══ Supplied entries ══
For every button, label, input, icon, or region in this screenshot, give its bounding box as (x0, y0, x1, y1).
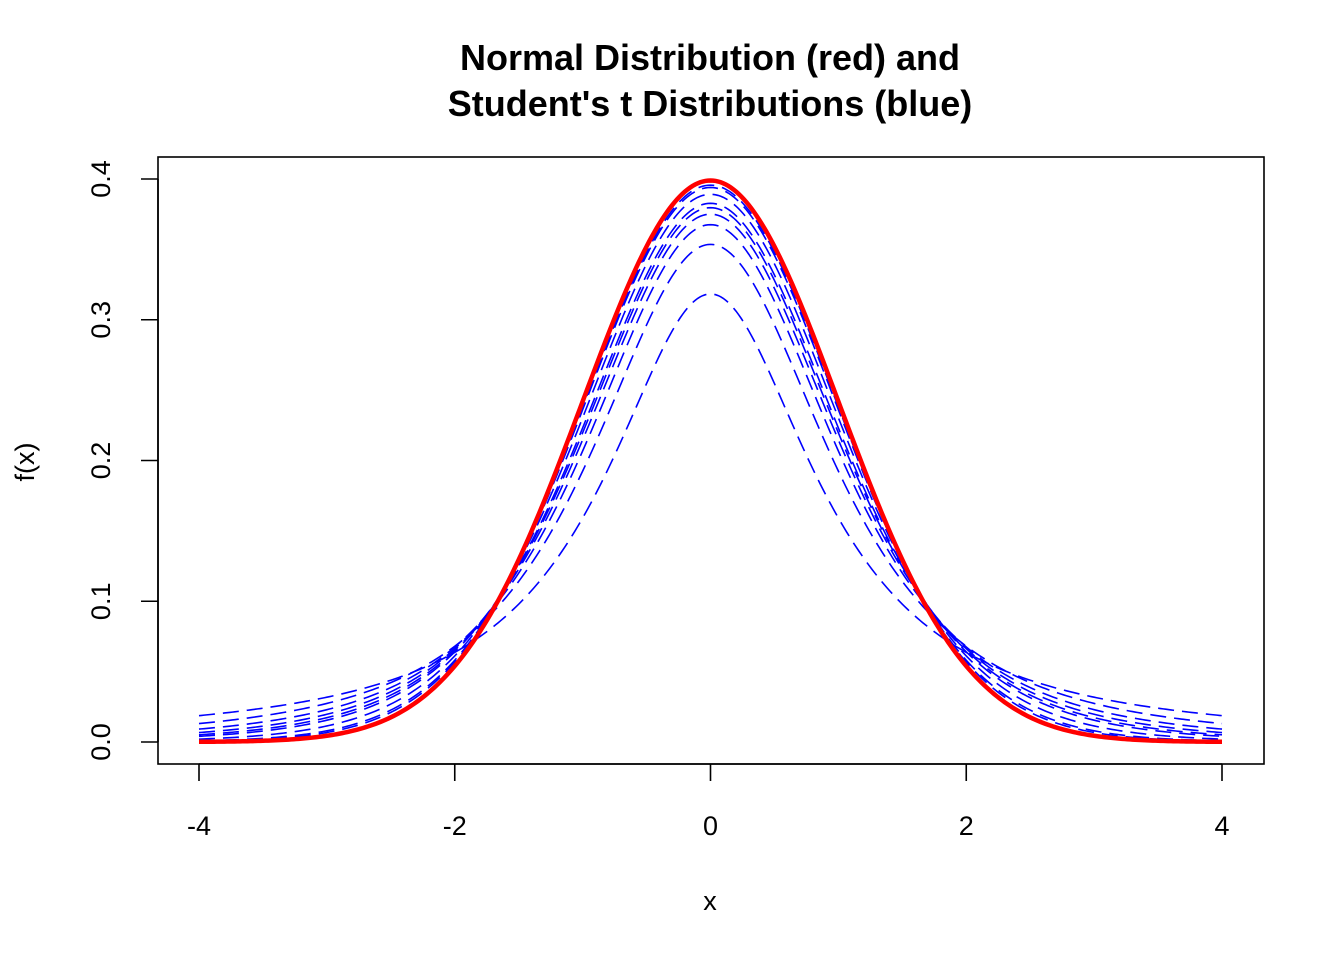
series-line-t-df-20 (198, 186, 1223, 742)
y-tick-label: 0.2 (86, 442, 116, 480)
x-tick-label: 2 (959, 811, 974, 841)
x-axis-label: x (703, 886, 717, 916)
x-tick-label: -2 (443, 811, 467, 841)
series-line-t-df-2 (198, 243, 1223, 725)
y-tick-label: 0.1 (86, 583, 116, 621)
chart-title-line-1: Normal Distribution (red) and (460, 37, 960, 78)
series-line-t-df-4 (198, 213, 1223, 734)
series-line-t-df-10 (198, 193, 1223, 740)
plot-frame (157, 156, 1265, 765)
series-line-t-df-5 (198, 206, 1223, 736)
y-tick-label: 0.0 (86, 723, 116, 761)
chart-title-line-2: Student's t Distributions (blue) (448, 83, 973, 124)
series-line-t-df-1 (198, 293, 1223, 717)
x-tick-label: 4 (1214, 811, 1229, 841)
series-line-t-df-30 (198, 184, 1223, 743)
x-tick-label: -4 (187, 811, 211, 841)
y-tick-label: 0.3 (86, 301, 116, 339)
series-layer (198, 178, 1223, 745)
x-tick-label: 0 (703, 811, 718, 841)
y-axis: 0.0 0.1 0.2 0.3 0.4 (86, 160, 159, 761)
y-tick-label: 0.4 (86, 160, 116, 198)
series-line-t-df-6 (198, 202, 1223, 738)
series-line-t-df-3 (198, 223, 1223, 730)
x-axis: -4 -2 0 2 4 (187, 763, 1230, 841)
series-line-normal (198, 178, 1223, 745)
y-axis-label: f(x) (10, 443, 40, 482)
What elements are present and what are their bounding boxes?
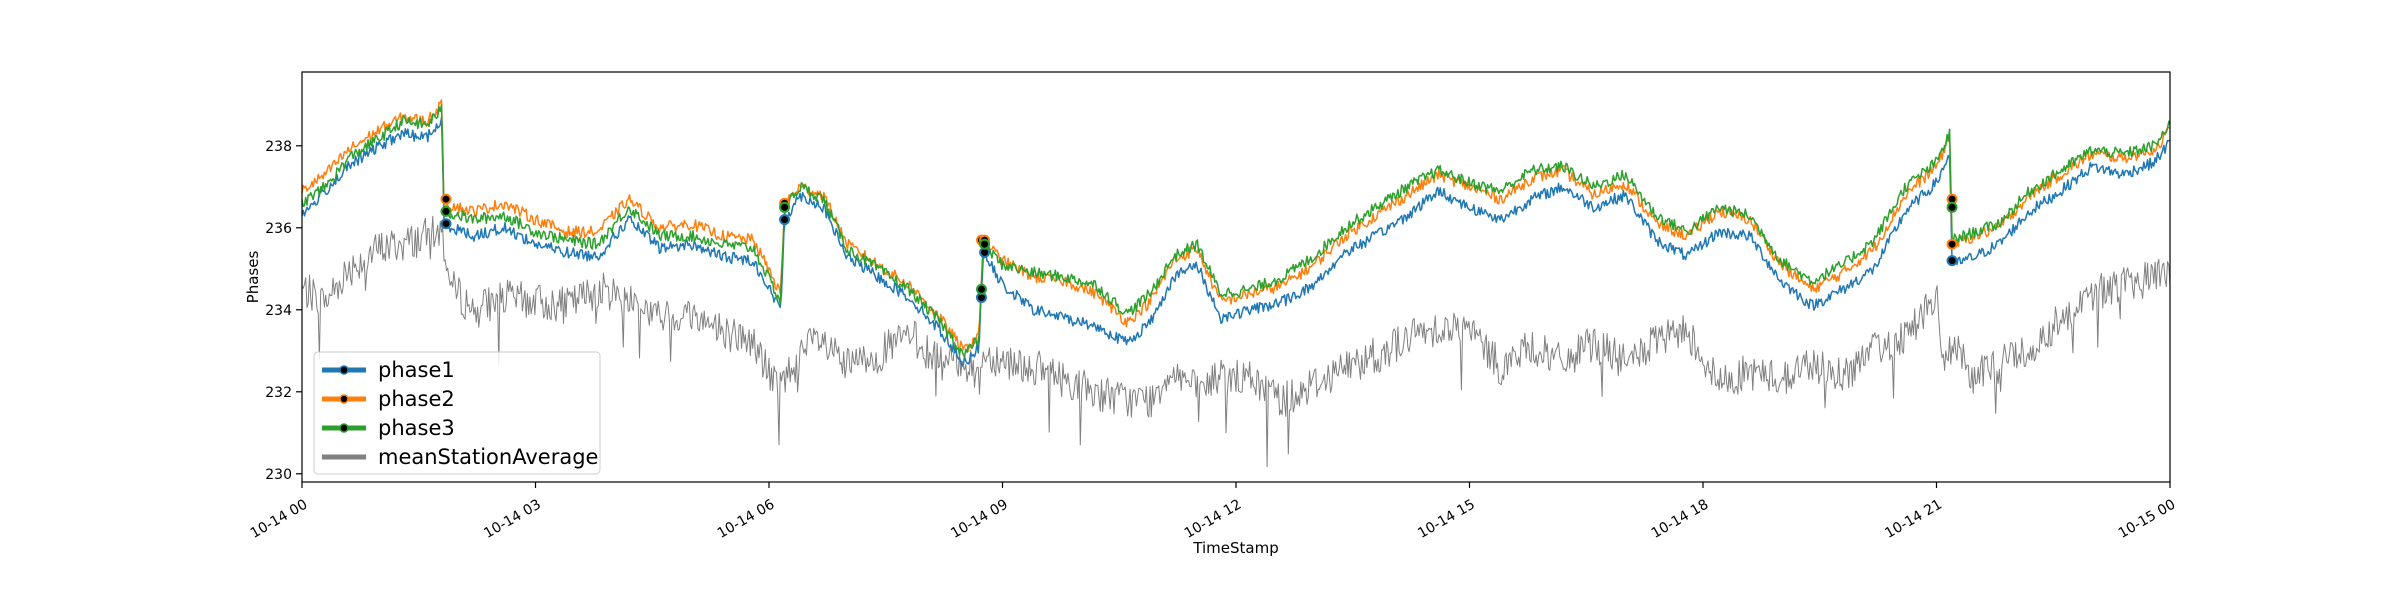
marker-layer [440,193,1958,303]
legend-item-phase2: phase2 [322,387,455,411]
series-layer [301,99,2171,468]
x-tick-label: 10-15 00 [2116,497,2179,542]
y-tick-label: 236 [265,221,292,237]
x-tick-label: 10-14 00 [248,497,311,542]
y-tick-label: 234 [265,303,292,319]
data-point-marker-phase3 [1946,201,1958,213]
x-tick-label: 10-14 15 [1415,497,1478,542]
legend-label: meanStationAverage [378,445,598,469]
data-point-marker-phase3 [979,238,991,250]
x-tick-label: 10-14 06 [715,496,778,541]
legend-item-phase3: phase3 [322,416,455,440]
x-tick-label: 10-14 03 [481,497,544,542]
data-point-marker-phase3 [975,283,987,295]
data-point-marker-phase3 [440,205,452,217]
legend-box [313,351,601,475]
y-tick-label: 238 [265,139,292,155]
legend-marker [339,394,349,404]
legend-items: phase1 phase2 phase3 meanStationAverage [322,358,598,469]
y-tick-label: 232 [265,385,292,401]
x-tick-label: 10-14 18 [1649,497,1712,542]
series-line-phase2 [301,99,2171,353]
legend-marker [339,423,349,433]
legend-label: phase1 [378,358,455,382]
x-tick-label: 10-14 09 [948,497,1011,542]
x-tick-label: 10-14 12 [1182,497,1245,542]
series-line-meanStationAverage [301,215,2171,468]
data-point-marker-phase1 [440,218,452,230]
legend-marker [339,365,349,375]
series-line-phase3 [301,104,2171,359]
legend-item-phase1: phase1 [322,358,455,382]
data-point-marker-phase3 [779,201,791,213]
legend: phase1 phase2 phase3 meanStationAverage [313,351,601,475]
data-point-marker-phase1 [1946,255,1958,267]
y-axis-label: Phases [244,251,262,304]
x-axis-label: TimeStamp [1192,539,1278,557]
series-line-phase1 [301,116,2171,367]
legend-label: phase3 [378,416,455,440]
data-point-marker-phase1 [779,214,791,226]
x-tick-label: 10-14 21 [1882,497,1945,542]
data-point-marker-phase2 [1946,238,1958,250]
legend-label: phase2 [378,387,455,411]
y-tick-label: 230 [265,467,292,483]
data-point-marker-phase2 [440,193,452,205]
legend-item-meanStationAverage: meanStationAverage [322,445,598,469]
═══
Please copy the data word for word, from the line containing "series-line-t-df-20 (198, 186, 1223, 742)" through the line containing "series-layer (198, 178, 1223, 745)", including both of those lines.

series-line-t-df-20 (198, 186, 1223, 742)
y-tick-label: 0.2 (86, 442, 116, 480)
x-tick-label: 2 (959, 811, 974, 841)
x-axis-label: x (703, 886, 717, 916)
x-tick-label: -2 (443, 811, 467, 841)
series-line-t-df-2 (198, 243, 1223, 725)
y-tick-label: 0.1 (86, 583, 116, 621)
chart-title-line-1: Normal Distribution (red) and (460, 37, 960, 78)
series-line-t-df-4 (198, 213, 1223, 734)
series-line-t-df-10 (198, 193, 1223, 740)
plot-frame (157, 156, 1265, 765)
series-line-t-df-5 (198, 206, 1223, 736)
y-tick-label: 0.0 (86, 723, 116, 761)
chart-title-line-2: Student's t Distributions (blue) (448, 83, 973, 124)
series-line-t-df-1 (198, 293, 1223, 717)
x-tick-label: 4 (1214, 811, 1229, 841)
series-line-t-df-30 (198, 184, 1223, 743)
x-tick-label: -4 (187, 811, 211, 841)
y-tick-label: 0.3 (86, 301, 116, 339)
series-layer (198, 178, 1223, 745)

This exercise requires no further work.